┌──

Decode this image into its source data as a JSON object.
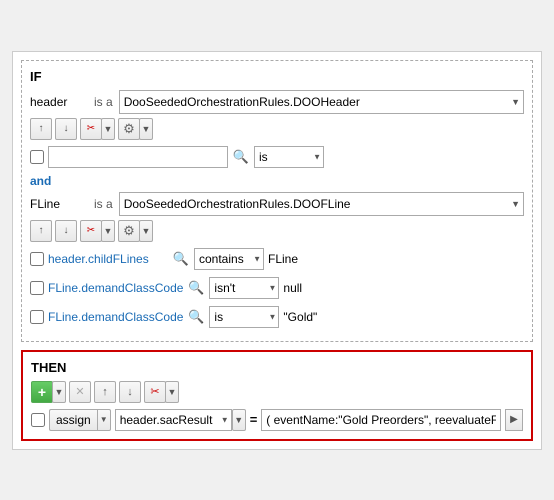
{
  "if_section": {
    "label": "IF",
    "row1": {
      "type_name": "header",
      "is_a": "is a",
      "class_value": "DooSeededOrchestrationRules.DOOHeader"
    },
    "toolbar1": {
      "buttons": [
        "up",
        "down",
        "scissors",
        "scissors-drop",
        "gear",
        "gear-drop"
      ]
    },
    "empty_condition": {
      "operator_value": "is"
    },
    "and_label": "and",
    "row2": {
      "type_name": "FLine",
      "is_a": "is a",
      "class_value": "DooSeededOrchestrationRules.DOOFLine"
    },
    "toolbar2": {
      "buttons": [
        "up",
        "down",
        "scissors",
        "scissors-drop",
        "gear",
        "gear-drop"
      ]
    },
    "conditions": [
      {
        "field": "header.childFLines",
        "operator": "contains",
        "value": "FLine"
      },
      {
        "field": "FLine.demandClassCode",
        "operator": "isn't",
        "value": "null"
      },
      {
        "field": "FLine.demandClassCode",
        "operator": "is",
        "value": "\"Gold\""
      }
    ]
  },
  "then_section": {
    "label": "THEN",
    "assign_row": {
      "assign_label": "assign",
      "field_value": "header.sacResult",
      "equals": "=",
      "expr_value": "( eventName:\"Gold Preorders\", reevaluateF"
    }
  }
}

└──

-- Work required --
With the pictures left out, transcribe the material exactly.

-- Final result --
Decode this image into its source data as a JSON object.
{
  "if_section": {
    "label": "IF",
    "row1": {
      "type_name": "header",
      "is_a": "is a",
      "class_value": "DooSeededOrchestrationRules.DOOHeader"
    },
    "toolbar1": {
      "buttons": [
        "up",
        "down",
        "scissors",
        "scissors-drop",
        "gear",
        "gear-drop"
      ]
    },
    "empty_condition": {
      "operator_value": "is"
    },
    "and_label": "and",
    "row2": {
      "type_name": "FLine",
      "is_a": "is a",
      "class_value": "DooSeededOrchestrationRules.DOOFLine"
    },
    "toolbar2": {
      "buttons": [
        "up",
        "down",
        "scissors",
        "scissors-drop",
        "gear",
        "gear-drop"
      ]
    },
    "conditions": [
      {
        "field": "header.childFLines",
        "operator": "contains",
        "value": "FLine"
      },
      {
        "field": "FLine.demandClassCode",
        "operator": "isn't",
        "value": "null"
      },
      {
        "field": "FLine.demandClassCode",
        "operator": "is",
        "value": "\"Gold\""
      }
    ]
  },
  "then_section": {
    "label": "THEN",
    "assign_row": {
      "assign_label": "assign",
      "field_value": "header.sacResult",
      "equals": "=",
      "expr_value": "( eventName:\"Gold Preorders\", reevaluateF"
    }
  }
}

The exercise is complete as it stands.